Exercise
Drop every picture, then transcribe the remaining data exactly.

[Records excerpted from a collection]
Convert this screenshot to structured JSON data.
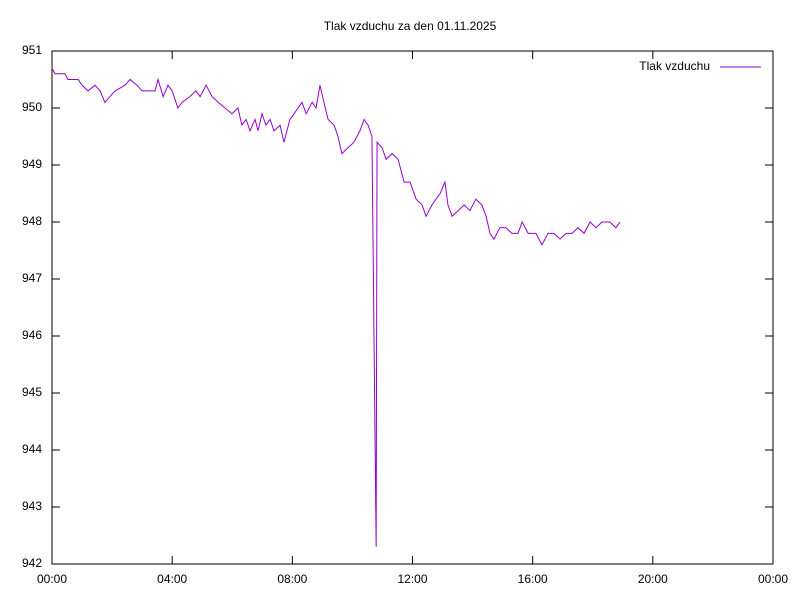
{
  "chart_data": {
    "type": "line",
    "title": "Tlak vzduchu za den 01.11.2025",
    "x": [
      0,
      0.1,
      0.43,
      0.53,
      0.87,
      1.0,
      1.2,
      1.43,
      1.6,
      1.76,
      1.93,
      2.1,
      2.43,
      2.6,
      2.83,
      3.0,
      3.43,
      3.53,
      3.7,
      3.86,
      4.0,
      4.19,
      4.33,
      4.59,
      4.79,
      4.93,
      5.13,
      5.33,
      5.53,
      5.76,
      5.99,
      6.19,
      6.32,
      6.46,
      6.59,
      6.76,
      6.86,
      6.99,
      7.12,
      7.26,
      7.39,
      7.59,
      7.72,
      7.92,
      8.06,
      8.19,
      8.32,
      8.46,
      8.66,
      8.79,
      8.92,
      9.05,
      9.19,
      9.39,
      9.52,
      9.65,
      9.85,
      10.05,
      10.25,
      10.39,
      10.52,
      10.65,
      10.72,
      10.79,
      10.82,
      10.99,
      11.12,
      11.32,
      11.52,
      11.72,
      11.92,
      12.12,
      12.32,
      12.45,
      12.65,
      12.78,
      12.92,
      13.08,
      13.18,
      13.32,
      13.52,
      13.72,
      13.91,
      14.11,
      14.31,
      14.45,
      14.58,
      14.71,
      14.91,
      15.11,
      15.31,
      15.51,
      15.65,
      15.85,
      16.11,
      16.31,
      16.51,
      16.71,
      16.91,
      17.11,
      17.31,
      17.51,
      17.71,
      17.91,
      18.11,
      18.31,
      18.57,
      18.77,
      18.91
    ],
    "series": [
      {
        "name": "Tlak vzduchu",
        "color": "#9400d3",
        "values": [
          950.7,
          950.6,
          950.6,
          950.5,
          950.5,
          950.4,
          950.3,
          950.4,
          950.3,
          950.1,
          950.2,
          950.3,
          950.4,
          950.5,
          950.4,
          950.3,
          950.3,
          950.5,
          950.2,
          950.4,
          950.3,
          950.0,
          950.1,
          950.2,
          950.3,
          950.2,
          950.4,
          950.2,
          950.1,
          950.0,
          949.9,
          950.0,
          949.7,
          949.8,
          949.6,
          949.8,
          949.6,
          949.9,
          949.7,
          949.8,
          949.6,
          949.7,
          949.4,
          949.8,
          949.9,
          950.0,
          950.1,
          949.9,
          950.1,
          950.0,
          950.4,
          950.1,
          949.8,
          949.7,
          949.5,
          949.2,
          949.3,
          949.4,
          949.6,
          949.8,
          949.7,
          949.5,
          945.9,
          942.3,
          949.4,
          949.3,
          949.1,
          949.2,
          949.1,
          948.7,
          948.7,
          948.4,
          948.3,
          948.1,
          948.3,
          948.4,
          948.5,
          948.7,
          948.3,
          948.1,
          948.2,
          948.3,
          948.2,
          948.4,
          948.3,
          948.1,
          947.8,
          947.7,
          947.9,
          947.9,
          947.8,
          947.8,
          948.0,
          947.8,
          947.8,
          947.6,
          947.8,
          947.8,
          947.7,
          947.8,
          947.8,
          947.9,
          947.8,
          948.0,
          947.9,
          948.0,
          948.0,
          947.9,
          948.0
        ]
      }
    ],
    "xlim": [
      0,
      24
    ],
    "xticks": [
      {
        "value": 0,
        "label": "00:00"
      },
      {
        "value": 4,
        "label": "04:00"
      },
      {
        "value": 8,
        "label": "08:00"
      },
      {
        "value": 12,
        "label": "12:00"
      },
      {
        "value": 16,
        "label": "16:00"
      },
      {
        "value": 20,
        "label": "20:00"
      },
      {
        "value": 24,
        "label": "00:00"
      }
    ],
    "ylim": [
      942,
      951
    ],
    "yticks": [
      942,
      943,
      944,
      945,
      946,
      947,
      948,
      949,
      950,
      951
    ],
    "grid": false,
    "legend": "top-right"
  }
}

Solved exercise
Convert this screenshot to structured JSON data.
{
  "chart_data": {
    "type": "line",
    "title": "Tlak vzduchu za den 01.11.2025",
    "x": [
      0,
      0.1,
      0.43,
      0.53,
      0.87,
      1.0,
      1.2,
      1.43,
      1.6,
      1.76,
      1.93,
      2.1,
      2.43,
      2.6,
      2.83,
      3.0,
      3.43,
      3.53,
      3.7,
      3.86,
      4.0,
      4.19,
      4.33,
      4.59,
      4.79,
      4.93,
      5.13,
      5.33,
      5.53,
      5.76,
      5.99,
      6.19,
      6.32,
      6.46,
      6.59,
      6.76,
      6.86,
      6.99,
      7.12,
      7.26,
      7.39,
      7.59,
      7.72,
      7.92,
      8.06,
      8.19,
      8.32,
      8.46,
      8.66,
      8.79,
      8.92,
      9.05,
      9.19,
      9.39,
      9.52,
      9.65,
      9.85,
      10.05,
      10.25,
      10.39,
      10.52,
      10.65,
      10.72,
      10.79,
      10.82,
      10.99,
      11.12,
      11.32,
      11.52,
      11.72,
      11.92,
      12.12,
      12.32,
      12.45,
      12.65,
      12.78,
      12.92,
      13.08,
      13.18,
      13.32,
      13.52,
      13.72,
      13.91,
      14.11,
      14.31,
      14.45,
      14.58,
      14.71,
      14.91,
      15.11,
      15.31,
      15.51,
      15.65,
      15.85,
      16.11,
      16.31,
      16.51,
      16.71,
      16.91,
      17.11,
      17.31,
      17.51,
      17.71,
      17.91,
      18.11,
      18.31,
      18.57,
      18.77,
      18.91
    ],
    "series": [
      {
        "name": "Tlak vzduchu",
        "color": "#9400d3",
        "values": [
          950.7,
          950.6,
          950.6,
          950.5,
          950.5,
          950.4,
          950.3,
          950.4,
          950.3,
          950.1,
          950.2,
          950.3,
          950.4,
          950.5,
          950.4,
          950.3,
          950.3,
          950.5,
          950.2,
          950.4,
          950.3,
          950.0,
          950.1,
          950.2,
          950.3,
          950.2,
          950.4,
          950.2,
          950.1,
          950.0,
          949.9,
          950.0,
          949.7,
          949.8,
          949.6,
          949.8,
          949.6,
          949.9,
          949.7,
          949.8,
          949.6,
          949.7,
          949.4,
          949.8,
          949.9,
          950.0,
          950.1,
          949.9,
          950.1,
          950.0,
          950.4,
          950.1,
          949.8,
          949.7,
          949.5,
          949.2,
          949.3,
          949.4,
          949.6,
          949.8,
          949.7,
          949.5,
          945.9,
          942.3,
          949.4,
          949.3,
          949.1,
          949.2,
          949.1,
          948.7,
          948.7,
          948.4,
          948.3,
          948.1,
          948.3,
          948.4,
          948.5,
          948.7,
          948.3,
          948.1,
          948.2,
          948.3,
          948.2,
          948.4,
          948.3,
          948.1,
          947.8,
          947.7,
          947.9,
          947.9,
          947.8,
          947.8,
          948.0,
          947.8,
          947.8,
          947.6,
          947.8,
          947.8,
          947.7,
          947.8,
          947.8,
          947.9,
          947.8,
          948.0,
          947.9,
          948.0,
          948.0,
          947.9,
          948.0
        ]
      }
    ],
    "xlim": [
      0,
      24
    ],
    "xticks": [
      {
        "value": 0,
        "label": "00:00"
      },
      {
        "value": 4,
        "label": "04:00"
      },
      {
        "value": 8,
        "label": "08:00"
      },
      {
        "value": 12,
        "label": "12:00"
      },
      {
        "value": 16,
        "label": "16:00"
      },
      {
        "value": 20,
        "label": "20:00"
      },
      {
        "value": 24,
        "label": "00:00"
      }
    ],
    "ylim": [
      942,
      951
    ],
    "yticks": [
      942,
      943,
      944,
      945,
      946,
      947,
      948,
      949,
      950,
      951
    ],
    "grid": false,
    "legend": "top-right"
  }
}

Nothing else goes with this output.